● **BRIEF**
Give only the number of lines in these records that contain the word "Documents".

● **Dataset items**
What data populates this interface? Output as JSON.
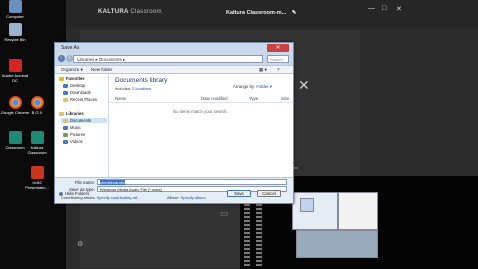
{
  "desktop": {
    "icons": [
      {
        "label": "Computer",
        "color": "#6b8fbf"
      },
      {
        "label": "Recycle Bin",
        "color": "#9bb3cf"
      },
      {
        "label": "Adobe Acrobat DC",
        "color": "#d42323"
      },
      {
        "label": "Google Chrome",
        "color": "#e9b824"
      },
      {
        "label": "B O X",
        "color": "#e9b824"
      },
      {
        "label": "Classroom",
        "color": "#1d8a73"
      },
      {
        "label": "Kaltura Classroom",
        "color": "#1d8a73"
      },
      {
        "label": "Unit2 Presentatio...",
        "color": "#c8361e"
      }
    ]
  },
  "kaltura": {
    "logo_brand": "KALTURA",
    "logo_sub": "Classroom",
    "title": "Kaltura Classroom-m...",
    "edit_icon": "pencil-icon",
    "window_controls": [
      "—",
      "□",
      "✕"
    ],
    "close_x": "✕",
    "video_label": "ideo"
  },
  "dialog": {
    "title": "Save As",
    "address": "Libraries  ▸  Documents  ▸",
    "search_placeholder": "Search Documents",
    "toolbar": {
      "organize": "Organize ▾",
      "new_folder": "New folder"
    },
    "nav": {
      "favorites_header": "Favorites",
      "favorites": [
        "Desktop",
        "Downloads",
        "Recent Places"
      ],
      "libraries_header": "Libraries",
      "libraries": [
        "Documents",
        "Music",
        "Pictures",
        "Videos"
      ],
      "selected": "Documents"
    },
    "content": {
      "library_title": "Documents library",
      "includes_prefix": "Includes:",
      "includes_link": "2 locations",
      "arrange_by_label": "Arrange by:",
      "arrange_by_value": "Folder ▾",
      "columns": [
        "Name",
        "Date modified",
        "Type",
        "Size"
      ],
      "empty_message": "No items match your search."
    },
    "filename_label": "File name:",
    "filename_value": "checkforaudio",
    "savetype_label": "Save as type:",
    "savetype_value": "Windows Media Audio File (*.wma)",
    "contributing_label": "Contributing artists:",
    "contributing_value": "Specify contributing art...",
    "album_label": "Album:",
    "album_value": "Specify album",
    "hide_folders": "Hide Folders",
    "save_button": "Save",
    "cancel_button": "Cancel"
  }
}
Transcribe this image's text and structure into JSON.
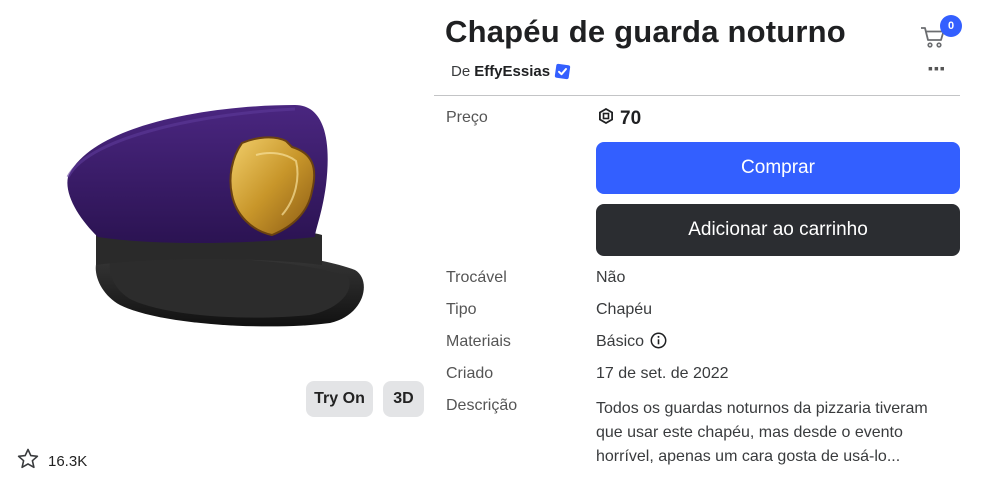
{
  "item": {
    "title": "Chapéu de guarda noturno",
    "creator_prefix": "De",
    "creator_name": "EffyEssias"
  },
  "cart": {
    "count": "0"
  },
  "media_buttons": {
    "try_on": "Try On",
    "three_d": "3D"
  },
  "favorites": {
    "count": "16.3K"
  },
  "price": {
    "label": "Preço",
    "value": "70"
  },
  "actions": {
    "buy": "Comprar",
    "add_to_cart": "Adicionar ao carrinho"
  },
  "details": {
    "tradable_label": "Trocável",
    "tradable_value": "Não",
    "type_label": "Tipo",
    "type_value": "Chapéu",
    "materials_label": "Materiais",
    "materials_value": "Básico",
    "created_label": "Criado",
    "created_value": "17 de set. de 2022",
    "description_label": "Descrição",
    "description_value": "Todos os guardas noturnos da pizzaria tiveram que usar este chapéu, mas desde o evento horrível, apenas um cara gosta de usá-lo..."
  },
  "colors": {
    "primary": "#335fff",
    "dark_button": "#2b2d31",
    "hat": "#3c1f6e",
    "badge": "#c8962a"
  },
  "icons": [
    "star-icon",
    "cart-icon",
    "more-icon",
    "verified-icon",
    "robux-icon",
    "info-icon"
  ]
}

● **RESULT BELOW**
5